→ **EXERCISE GOAL**
Continue the article on collaboration between healthcare payers and providers from the point where it ends.

→ **EXCERPT**
BEGIN
Bridging the Gap Between Healthcare Payers and Providers
June 3, 2016
Healthcare payers and providers are still fighting along the borders that separate one another. Initiatives such as pay-for-performance—a payment model that rewards clinicians, hospitals and medical groups for meeting certain performance measures for quality and efficiency—drive massive gaps between payers and providers. Providers religiously cling to patient health information as they strive to make financial gains as a reward for a patient’s health outcome. Payers, in the meantime, are defending patient finance records as pay-for-performance can hurt the bottom line when a patient’s reimbursement process is not properly handled. Aggressive defense of key data sets, lack of communication and minimal collaboration hurts both sides—most of all, it hurts patients.
When payers and providers don’t collaborate, the patient needs to take the extra initiative and burden of forcing the communication between both sides—dealing with multiple bills, different opinions on their outcomes and, sometimes in extreme cases, dealing with hidden costs payers or providers were unaware of. This is unacceptable. As time goes on, payers and providers must be united. Once aligned, this hybrid of information will lead to better health outcomes, an enhanced care mode and clear financial wins for both sides. A clear, collaborative model must be adopted for the two sides to join together to deliver a better patient experience.
This strategy enables informed care decisions and also reduces the likelihood of duplicative or unnecessary tests. It also limits the reliance on patient memory and perspective, ensuring care decisions are based on facts rather than educated guesses.
Andrew Underhill, chief technologist at Systems Made Simple, on creating a clear collaborative model
Payer and Provider Collaboration Is a Necessity
An integrated system that allows payers and providers to collaborate without barriers is becoming a necessity. Many payers and providers do not share the same infrastructure, identity information or mobile strategies—yet both sides may share the same patients. A secure, integrated hub for real-time collaboration, analytics, secure messaging, and communication over health outcomes builds a strong bond between payers and providers, helping to structure governance and lead to streamlined payment arrangements.
Collaboration at this level will benefit providers who can now share critical information to payers. And, in reverse, payers can provide ways to improve the overall quality of a patients health long-term. Creating a singular entity for each side of the healthcare model to work cooperatively supports an ideal alliance to advance the quality and cost of care.
END
Dataset records:
BEGIN
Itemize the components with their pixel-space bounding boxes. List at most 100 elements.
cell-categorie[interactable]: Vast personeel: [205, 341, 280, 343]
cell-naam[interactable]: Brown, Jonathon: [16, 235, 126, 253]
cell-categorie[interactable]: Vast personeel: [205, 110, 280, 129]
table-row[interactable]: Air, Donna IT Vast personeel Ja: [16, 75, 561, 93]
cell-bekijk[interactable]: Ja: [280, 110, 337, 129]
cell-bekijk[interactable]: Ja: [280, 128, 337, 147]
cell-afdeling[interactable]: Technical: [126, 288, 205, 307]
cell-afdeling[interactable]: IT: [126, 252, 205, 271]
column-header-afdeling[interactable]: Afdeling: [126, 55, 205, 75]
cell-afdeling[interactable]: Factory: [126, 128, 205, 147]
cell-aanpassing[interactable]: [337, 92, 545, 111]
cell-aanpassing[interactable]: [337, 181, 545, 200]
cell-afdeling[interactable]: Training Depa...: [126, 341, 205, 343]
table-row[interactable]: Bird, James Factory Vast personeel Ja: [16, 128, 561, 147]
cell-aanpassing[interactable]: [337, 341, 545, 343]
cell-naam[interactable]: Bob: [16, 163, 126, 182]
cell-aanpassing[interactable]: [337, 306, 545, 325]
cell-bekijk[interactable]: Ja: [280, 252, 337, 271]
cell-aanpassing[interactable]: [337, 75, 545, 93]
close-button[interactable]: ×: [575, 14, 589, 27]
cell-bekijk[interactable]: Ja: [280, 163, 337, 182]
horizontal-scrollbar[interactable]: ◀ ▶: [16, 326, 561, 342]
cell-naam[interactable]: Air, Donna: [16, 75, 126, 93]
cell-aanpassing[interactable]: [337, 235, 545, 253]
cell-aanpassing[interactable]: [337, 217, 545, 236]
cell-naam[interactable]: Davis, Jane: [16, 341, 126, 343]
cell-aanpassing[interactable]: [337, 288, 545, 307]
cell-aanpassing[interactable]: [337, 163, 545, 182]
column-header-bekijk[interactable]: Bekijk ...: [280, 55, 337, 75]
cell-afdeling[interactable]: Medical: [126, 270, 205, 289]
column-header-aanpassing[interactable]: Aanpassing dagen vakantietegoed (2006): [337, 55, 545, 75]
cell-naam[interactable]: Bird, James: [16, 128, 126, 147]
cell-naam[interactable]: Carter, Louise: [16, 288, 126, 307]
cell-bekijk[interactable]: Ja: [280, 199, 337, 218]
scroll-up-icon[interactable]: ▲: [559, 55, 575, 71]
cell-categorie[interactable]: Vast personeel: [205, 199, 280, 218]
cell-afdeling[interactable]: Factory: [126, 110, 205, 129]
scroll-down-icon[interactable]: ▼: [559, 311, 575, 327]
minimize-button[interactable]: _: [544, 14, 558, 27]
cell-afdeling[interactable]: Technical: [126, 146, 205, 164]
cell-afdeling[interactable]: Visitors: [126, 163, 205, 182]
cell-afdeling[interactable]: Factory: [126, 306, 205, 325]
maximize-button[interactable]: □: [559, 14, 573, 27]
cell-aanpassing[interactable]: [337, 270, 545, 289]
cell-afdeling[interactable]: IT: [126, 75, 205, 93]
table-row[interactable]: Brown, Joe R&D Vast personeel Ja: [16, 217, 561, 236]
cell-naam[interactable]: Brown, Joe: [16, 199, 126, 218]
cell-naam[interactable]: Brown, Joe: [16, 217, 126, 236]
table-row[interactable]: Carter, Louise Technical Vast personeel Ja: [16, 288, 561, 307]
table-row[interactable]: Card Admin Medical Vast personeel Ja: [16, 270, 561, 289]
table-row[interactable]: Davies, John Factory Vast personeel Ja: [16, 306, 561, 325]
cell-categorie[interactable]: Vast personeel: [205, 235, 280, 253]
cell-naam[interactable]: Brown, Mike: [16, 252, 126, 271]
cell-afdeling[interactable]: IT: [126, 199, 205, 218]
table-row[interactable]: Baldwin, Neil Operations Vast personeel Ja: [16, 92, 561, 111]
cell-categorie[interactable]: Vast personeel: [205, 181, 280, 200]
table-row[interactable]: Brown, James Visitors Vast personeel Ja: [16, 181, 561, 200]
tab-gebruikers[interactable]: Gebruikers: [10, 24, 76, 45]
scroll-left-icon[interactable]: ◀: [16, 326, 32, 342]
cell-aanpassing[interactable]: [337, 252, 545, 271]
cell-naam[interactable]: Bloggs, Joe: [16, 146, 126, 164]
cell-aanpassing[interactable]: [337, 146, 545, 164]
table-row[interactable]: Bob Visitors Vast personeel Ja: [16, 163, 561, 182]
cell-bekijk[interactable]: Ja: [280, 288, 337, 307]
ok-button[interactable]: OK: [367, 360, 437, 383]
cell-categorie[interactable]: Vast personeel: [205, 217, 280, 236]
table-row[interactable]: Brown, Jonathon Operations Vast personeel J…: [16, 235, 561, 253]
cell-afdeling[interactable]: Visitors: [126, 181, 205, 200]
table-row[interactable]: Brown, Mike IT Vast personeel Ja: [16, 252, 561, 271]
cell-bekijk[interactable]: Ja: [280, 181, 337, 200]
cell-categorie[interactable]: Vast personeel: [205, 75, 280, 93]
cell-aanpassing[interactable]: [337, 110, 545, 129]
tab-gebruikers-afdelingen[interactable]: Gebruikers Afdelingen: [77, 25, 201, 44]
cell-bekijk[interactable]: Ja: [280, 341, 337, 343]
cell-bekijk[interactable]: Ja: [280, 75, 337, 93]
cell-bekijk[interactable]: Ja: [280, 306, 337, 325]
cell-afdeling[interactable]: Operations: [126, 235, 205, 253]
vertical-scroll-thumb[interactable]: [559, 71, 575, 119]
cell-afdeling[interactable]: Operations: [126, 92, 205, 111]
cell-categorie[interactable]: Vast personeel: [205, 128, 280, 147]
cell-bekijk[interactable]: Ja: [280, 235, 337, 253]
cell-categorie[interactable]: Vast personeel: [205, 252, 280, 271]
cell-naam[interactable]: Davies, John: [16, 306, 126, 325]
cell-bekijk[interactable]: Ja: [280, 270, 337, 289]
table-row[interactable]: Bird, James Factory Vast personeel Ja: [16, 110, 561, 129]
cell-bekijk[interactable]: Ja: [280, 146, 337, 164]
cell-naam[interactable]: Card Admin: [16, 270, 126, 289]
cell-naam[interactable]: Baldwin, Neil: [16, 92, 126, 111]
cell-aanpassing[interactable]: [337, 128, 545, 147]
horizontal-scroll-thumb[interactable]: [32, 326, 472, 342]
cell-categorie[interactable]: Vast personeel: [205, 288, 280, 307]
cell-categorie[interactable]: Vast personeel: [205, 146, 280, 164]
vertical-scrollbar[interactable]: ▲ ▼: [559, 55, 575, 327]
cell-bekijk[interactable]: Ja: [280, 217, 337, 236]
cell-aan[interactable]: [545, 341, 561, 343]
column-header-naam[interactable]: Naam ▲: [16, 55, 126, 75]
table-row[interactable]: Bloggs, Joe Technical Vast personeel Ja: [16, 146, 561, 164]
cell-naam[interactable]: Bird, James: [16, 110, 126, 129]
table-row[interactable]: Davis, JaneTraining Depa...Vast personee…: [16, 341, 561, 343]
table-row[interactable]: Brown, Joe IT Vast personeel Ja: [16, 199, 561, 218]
END
→ **ANSWER SECTION**
In a recent study completed by HealthAffairs, “Collaboration between Aetna (payer) and NovaHealth (provider) focused on shared data, financial incentives, and care management to improve health outcomes for approximately 750 Medicare Advantage members. The patient population in the pilot program had 50 percent fewer hospital days per 1,000 patients, 45 percent fewer admissions, and 56 percent fewer readmissions than statewide unmanaged Medicare populations. NovaHealth’s total per member per month costs across all cost categories for its Aetna Medicare Advantage members were 16.5 percent to 33 percent lower than costs for members not in this provider organization.”
Accessibility and Transparency Is Critical
Payers and providers need a plan for ensuring transparency. The targeted quality measures that providers and others are performing against must be made available to all participants involved.
The accessibility of this information and shared transparency among all entities ensures:
- Performance measures are met and that everyone gets paid appropriately in value-based systems
- Both sides get their proper financial returns and satisfaction scores
- Payers and providers have an open dialogue and share critical information that would be lost in other forms of digital communication
- Silos come down, creating trust among organizations that have been blind to each other
- Cross-collaboration in each stage of patient care, providing returns that improve population health
Improving Patient Health Outcomes
Using aligned data from both payers and providers allows communities to be created around a patient’s chronic disease or illness. Many times, support groups are built around these ideals but are disconnected from both the provider and patient. Due to a lack of social resources, patients are unable to fully comply with treatment plans, follow provider instructions, return for a follow-up visit, and ultimately, experience good health outcomes.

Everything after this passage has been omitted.